§ **Do this**
Scan the listing that follows and report how many lines contain "洛绒牛场". Write the number alone.

------------------------------------------------------------

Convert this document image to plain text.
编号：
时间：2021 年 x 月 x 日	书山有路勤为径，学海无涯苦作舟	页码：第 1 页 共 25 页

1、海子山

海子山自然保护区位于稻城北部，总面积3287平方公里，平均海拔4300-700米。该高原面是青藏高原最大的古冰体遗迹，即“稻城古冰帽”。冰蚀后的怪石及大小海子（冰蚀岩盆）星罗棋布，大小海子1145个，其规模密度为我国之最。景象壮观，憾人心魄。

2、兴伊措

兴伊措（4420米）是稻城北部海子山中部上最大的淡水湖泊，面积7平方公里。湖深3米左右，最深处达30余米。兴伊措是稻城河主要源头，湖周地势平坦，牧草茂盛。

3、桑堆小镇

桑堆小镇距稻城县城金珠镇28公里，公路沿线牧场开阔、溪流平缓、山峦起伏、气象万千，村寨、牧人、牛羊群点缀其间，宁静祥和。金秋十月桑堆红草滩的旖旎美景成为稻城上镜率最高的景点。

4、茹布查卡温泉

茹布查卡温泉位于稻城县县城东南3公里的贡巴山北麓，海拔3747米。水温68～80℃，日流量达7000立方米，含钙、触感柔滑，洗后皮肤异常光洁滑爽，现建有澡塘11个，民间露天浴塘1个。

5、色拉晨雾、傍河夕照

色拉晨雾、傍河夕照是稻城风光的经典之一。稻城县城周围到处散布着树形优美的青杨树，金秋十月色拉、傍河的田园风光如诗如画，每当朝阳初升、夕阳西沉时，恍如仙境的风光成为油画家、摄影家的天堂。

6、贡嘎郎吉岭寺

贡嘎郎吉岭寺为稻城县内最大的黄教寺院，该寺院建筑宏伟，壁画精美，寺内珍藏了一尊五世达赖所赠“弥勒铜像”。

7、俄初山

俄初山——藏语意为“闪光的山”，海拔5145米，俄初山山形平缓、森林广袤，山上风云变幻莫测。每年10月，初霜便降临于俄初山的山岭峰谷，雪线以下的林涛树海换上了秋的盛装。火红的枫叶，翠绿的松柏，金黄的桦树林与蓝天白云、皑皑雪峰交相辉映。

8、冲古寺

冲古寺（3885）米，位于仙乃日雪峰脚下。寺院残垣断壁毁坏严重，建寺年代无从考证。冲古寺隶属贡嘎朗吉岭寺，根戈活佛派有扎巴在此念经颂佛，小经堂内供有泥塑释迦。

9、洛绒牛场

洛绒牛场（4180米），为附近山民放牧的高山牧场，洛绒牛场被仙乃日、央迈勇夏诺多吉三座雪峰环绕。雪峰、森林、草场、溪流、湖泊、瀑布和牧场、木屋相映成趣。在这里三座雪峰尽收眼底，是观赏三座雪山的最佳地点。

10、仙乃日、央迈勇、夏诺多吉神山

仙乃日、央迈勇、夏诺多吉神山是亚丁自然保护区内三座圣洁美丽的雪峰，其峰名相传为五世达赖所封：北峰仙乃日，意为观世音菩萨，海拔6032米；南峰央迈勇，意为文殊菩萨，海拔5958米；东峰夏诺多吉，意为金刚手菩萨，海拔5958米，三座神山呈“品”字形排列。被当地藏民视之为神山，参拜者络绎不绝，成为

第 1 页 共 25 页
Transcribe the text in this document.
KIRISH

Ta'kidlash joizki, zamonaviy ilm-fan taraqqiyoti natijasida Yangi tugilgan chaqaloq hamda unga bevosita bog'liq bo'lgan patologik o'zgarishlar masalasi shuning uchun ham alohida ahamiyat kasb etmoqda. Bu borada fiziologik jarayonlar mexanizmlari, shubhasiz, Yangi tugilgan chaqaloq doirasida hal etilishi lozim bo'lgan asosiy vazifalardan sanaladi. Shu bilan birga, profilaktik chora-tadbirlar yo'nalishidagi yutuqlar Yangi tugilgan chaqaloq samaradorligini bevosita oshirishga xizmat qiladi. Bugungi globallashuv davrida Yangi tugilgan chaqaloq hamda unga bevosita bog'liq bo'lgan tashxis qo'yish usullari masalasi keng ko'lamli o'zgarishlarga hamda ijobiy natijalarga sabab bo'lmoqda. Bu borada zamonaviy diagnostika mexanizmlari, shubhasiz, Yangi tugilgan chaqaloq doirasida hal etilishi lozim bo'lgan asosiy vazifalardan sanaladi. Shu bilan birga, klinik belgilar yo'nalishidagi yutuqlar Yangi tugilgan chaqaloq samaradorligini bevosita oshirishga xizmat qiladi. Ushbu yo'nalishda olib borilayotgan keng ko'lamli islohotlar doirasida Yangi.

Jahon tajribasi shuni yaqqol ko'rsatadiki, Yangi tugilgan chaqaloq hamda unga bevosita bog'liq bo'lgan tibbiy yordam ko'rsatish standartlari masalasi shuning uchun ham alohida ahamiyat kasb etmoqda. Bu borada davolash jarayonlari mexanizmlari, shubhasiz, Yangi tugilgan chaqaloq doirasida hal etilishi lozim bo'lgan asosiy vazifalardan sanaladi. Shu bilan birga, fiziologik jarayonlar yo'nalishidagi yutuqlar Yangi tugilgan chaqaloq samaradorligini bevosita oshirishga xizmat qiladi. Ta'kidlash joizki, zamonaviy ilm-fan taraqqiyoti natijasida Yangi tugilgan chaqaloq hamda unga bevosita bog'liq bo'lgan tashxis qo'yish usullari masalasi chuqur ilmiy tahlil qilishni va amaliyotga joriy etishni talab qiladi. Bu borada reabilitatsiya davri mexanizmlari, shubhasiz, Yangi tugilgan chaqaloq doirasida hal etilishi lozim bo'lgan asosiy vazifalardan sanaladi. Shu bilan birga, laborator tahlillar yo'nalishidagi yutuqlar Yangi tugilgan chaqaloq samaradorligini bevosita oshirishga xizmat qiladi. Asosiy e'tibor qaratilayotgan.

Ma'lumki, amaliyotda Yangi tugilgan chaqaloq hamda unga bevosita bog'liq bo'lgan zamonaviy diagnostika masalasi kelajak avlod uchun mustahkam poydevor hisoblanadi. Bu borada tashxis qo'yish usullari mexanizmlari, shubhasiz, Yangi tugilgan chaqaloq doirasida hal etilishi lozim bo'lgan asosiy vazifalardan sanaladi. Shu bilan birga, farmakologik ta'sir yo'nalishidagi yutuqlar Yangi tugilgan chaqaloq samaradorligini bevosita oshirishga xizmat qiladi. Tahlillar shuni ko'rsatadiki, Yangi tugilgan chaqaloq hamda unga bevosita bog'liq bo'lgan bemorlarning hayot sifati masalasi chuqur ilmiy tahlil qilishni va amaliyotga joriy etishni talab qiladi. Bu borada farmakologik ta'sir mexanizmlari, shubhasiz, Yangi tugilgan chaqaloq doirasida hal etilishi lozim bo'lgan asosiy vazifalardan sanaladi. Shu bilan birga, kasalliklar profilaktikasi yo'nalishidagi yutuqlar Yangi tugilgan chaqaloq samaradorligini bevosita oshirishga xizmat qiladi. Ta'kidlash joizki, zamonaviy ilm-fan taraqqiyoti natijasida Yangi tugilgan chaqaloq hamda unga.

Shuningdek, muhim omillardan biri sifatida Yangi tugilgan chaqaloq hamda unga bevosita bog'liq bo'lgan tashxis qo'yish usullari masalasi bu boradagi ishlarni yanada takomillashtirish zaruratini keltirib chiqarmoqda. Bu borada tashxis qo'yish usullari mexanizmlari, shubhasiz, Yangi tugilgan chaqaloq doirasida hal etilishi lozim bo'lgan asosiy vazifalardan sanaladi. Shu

------------------------------------------------------------

§ **Task output**
2